What is asked: Give all of the lines again exactly as they read.

-- Begin Material supplied --

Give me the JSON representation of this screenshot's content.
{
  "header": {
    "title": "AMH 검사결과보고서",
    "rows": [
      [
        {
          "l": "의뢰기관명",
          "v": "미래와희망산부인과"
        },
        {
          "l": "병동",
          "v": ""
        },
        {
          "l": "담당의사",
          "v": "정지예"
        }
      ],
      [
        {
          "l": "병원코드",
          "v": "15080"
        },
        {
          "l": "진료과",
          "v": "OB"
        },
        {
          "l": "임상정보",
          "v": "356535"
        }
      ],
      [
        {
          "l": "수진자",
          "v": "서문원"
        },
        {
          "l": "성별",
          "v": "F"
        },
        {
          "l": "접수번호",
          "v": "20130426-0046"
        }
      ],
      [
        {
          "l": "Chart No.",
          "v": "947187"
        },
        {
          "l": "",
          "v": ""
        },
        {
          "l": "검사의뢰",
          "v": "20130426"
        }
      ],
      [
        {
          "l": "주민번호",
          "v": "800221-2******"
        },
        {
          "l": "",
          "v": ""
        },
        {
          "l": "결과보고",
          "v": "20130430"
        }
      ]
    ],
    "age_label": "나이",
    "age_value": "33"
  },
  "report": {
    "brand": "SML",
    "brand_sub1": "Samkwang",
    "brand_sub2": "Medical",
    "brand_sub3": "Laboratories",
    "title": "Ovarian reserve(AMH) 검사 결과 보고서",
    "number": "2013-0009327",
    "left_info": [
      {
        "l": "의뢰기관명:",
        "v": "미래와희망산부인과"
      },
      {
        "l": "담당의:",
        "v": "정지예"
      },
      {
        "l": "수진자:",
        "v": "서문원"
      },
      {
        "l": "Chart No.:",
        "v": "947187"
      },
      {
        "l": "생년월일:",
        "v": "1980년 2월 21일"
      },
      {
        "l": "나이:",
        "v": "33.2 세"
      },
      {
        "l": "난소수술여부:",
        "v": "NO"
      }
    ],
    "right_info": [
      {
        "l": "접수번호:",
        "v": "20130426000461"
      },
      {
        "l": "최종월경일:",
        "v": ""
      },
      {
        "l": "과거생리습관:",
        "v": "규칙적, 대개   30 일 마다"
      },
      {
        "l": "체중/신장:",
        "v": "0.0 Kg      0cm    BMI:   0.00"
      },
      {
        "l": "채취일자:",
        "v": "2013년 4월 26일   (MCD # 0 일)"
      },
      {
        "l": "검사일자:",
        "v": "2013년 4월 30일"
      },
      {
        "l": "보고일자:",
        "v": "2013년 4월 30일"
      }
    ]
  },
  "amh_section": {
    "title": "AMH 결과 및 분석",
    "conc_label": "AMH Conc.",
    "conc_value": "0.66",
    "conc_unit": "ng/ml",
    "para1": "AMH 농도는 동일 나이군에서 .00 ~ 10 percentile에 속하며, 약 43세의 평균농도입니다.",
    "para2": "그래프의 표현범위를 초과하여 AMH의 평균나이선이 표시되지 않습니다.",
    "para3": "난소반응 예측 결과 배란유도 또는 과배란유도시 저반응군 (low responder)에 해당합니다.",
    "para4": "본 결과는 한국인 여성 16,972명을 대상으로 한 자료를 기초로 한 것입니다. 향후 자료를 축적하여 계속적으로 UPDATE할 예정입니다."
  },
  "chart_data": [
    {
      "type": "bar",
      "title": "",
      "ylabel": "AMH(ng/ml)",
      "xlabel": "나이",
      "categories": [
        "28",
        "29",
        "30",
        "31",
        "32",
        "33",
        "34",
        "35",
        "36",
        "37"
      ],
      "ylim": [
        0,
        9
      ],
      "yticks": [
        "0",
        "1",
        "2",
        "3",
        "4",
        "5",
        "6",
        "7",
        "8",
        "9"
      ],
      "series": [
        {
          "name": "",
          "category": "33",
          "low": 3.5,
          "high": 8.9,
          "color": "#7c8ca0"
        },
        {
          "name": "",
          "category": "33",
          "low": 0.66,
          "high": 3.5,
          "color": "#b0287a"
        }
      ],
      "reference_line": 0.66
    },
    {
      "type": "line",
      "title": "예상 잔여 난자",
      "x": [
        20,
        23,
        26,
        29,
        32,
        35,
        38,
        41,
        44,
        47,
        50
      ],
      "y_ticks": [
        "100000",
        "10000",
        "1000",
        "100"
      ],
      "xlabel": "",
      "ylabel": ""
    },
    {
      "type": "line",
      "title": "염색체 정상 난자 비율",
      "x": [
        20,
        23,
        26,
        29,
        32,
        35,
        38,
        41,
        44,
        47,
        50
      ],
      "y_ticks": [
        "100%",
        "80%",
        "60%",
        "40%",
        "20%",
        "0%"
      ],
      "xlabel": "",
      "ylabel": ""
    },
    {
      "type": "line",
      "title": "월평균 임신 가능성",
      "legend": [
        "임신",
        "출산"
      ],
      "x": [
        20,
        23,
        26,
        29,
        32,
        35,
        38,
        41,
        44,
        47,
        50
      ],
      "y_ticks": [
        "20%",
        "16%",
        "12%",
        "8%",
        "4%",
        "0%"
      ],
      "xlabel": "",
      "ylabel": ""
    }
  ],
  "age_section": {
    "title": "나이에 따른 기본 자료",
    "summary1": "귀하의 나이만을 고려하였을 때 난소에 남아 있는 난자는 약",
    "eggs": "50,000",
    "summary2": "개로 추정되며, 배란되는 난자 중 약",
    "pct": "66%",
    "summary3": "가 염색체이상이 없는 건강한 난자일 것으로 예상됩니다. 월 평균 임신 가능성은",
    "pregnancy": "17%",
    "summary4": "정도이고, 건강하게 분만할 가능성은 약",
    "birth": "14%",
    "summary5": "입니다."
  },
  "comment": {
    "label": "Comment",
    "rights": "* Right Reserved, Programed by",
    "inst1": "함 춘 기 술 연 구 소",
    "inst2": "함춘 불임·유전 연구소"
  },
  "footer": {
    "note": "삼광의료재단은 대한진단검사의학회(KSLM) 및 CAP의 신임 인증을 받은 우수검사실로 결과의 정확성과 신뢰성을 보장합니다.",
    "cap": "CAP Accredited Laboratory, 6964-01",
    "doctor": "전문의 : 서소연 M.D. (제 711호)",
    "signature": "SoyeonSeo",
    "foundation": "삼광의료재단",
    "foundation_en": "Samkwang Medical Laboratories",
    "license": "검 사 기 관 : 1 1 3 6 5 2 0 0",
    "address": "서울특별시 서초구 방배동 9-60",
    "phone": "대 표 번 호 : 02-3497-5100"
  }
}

-- End Material supplied --

Written answer:
Give me the JSON representation of this screenshot's content.
{
  "header": {
    "title": "AMH 검사결과보고서",
    "rows": [
      [
        {
          "l": "의뢰기관명",
          "v": "미래와희망산부인과"
        },
        {
          "l": "병동",
          "v": ""
        },
        {
          "l": "담당의사",
          "v": "정지예"
        }
      ],
      [
        {
          "l": "병원코드",
          "v": "15080"
        },
        {
          "l": "진료과",
          "v": "OB"
        },
        {
          "l": "임상정보",
          "v": "356535"
        }
      ],
      [
        {
          "l": "수진자",
          "v": "서문원"
        },
        {
          "l": "성별",
          "v": "F"
        },
        {
          "l": "접수번호",
          "v": "20130426-0046"
        }
      ],
      [
        {
          "l": "Chart No.",
          "v": "947187"
        },
        {
          "l": "",
          "v": ""
        },
        {
          "l": "검사의뢰",
          "v": "20130426"
        }
      ],
      [
        {
          "l": "주민번호",
          "v": "800221-2******"
        },
        {
          "l": "",
          "v": ""
        },
        {
          "l": "결과보고",
          "v": "20130430"
        }
      ]
    ],
    "age_label": "나이",
    "age_value": "33"
  },
  "report": {
    "brand": "SML",
    "brand_sub1": "Samkwang",
    "brand_sub2": "Medical",
    "brand_sub3": "Laboratories",
    "title": "Ovarian reserve(AMH) 검사 결과 보고서",
    "number": "2013-0009327",
    "left_info": [
      {
        "l": "의뢰기관명:",
        "v": "미래와희망산부인과"
      },
      {
        "l": "담당의:",
        "v": "정지예"
      },
      {
        "l": "수진자:",
        "v": "서문원"
      },
      {
        "l": "Chart No.:",
        "v": "947187"
      },
      {
        "l": "생년월일:",
        "v": "1980년 2월 21일"
      },
      {
        "l": "나이:",
        "v": "33.2 세"
      },
      {
        "l": "난소수술여부:",
        "v": "NO"
      }
    ],
    "right_info": [
      {
        "l": "접수번호:",
        "v": "20130426000461"
      },
      {
        "l": "최종월경일:",
        "v": ""
      },
      {
        "l": "과거생리습관:",
        "v": "규칙적, 대개   30 일 마다"
      },
      {
        "l": "체중/신장:",
        "v": "0.0 Kg      0cm    BMI:   0.00"
      },
      {
        "l": "채취일자:",
        "v": "2013년 4월 26일   (MCD # 0 일)"
      },
      {
        "l": "검사일자:",
        "v": "2013년 4월 30일"
      },
      {
        "l": "보고일자:",
        "v": "2013년 4월 30일"
      }
    ]
  },
  "amh_section": {
    "title": "AMH 결과 및 분석",
    "conc_label": "AMH Conc.",
    "conc_value": "0.66",
    "conc_unit": "ng/ml",
    "para1": "AMH 농도는 동일 나이군에서 .00 ~ 10 percentile에 속하며, 약 43세의 평균농도입니다.",
    "para2": "그래프의 표현범위를 초과하여 AMH의 평균나이선이 표시되지 않습니다.",
    "para3": "난소반응 예측 결과 배란유도 또는 과배란유도시 저반응군 (low responder)에 해당합니다.",
    "para4": "본 결과는 한국인 여성 16,972명을 대상으로 한 자료를 기초로 한 것입니다. 향후 자료를 축적하여 계속적으로 UPDATE할 예정입니다."
  },
  "chart_data": [
    {
      "type": "bar",
      "title": "",
      "ylabel": "AMH(ng/ml)",
      "xlabel": "나이",
      "categories": [
        "28",
        "29",
        "30",
        "31",
        "32",
        "33",
        "34",
        "35",
        "36",
        "37"
      ],
      "ylim": [
        0,
        9
      ],
      "yticks": [
        "0",
        "1",
        "2",
        "3",
        "4",
        "5",
        "6",
        "7",
        "8",
        "9"
      ],
      "series": [
        {
          "name": "",
          "category": "33",
          "low": 3.5,
          "high": 8.9,
          "color": "#7c8ca0"
        },
        {
          "name": "",
          "category": "33",
          "low": 0.66,
          "high": 3.5,
          "color": "#b0287a"
        }
      ],
      "reference_line": 0.66
    },
    {
      "type": "line",
      "title": "예상 잔여 난자",
      "x": [
        20,
        23,
        26,
        29,
        32,
        35,
        38,
        41,
        44,
        47,
        50
      ],
      "y_ticks": [
        "100000",
        "10000",
        "1000",
        "100"
      ],
      "xlabel": "",
      "ylabel": ""
    },
    {
      "type": "line",
      "title": "염색체 정상 난자 비율",
      "x": [
        20,
        23,
        26,
        29,
        32,
        35,
        38,
        41,
        44,
        47,
        50
      ],
      "y_ticks": [
        "100%",
        "80%",
        "60%",
        "40%",
        "20%",
        "0%"
      ],
      "xlabel": "",
      "ylabel": ""
    },
    {
      "type": "line",
      "title": "월평균 임신 가능성",
      "legend": [
        "임신",
        "출산"
      ],
      "x": [
        20,
        23,
        26,
        29,
        32,
        35,
        38,
        41,
        44,
        47,
        50
      ],
      "y_ticks": [
        "20%",
        "16%",
        "12%",
        "8%",
        "4%",
        "0%"
      ],
      "xlabel": "",
      "ylabel": ""
    }
  ],
  "age_section": {
    "title": "나이에 따른 기본 자료",
    "summary1": "귀하의 나이만을 고려하였을 때 난소에 남아 있는 난자는 약",
    "eggs": "50,000",
    "summary2": "개로 추정되며, 배란되는 난자 중 약",
    "pct": "66%",
    "summary3": "가 염색체이상이 없는 건강한 난자일 것으로 예상됩니다. 월 평균 임신 가능성은",
    "pregnancy": "17%",
    "summary4": "정도이고, 건강하게 분만할 가능성은 약",
    "birth": "14%",
    "summary5": "입니다."
  },
  "comment": {
    "label": "Comment",
    "rights": "* Right Reserved, Programed by",
    "inst1": "함 춘 기 술 연 구 소",
    "inst2": "함춘 불임·유전 연구소"
  },
  "footer": {
    "note": "삼광의료재단은 대한진단검사의학회(KSLM) 및 CAP의 신임 인증을 받은 우수검사실로 결과의 정확성과 신뢰성을 보장합니다.",
    "cap": "CAP Accredited Laboratory, 6964-01",
    "doctor": "전문의 : 서소연 M.D. (제 711호)",
    "signature": "SoyeonSeo",
    "foundation": "삼광의료재단",
    "foundation_en": "Samkwang Medical Laboratories",
    "license": "검 사 기 관 : 1 1 3 6 5 2 0 0",
    "address": "서울특별시 서초구 방배동 9-60",
    "phone": "대 표 번 호 : 02-3497-5100"
  }
}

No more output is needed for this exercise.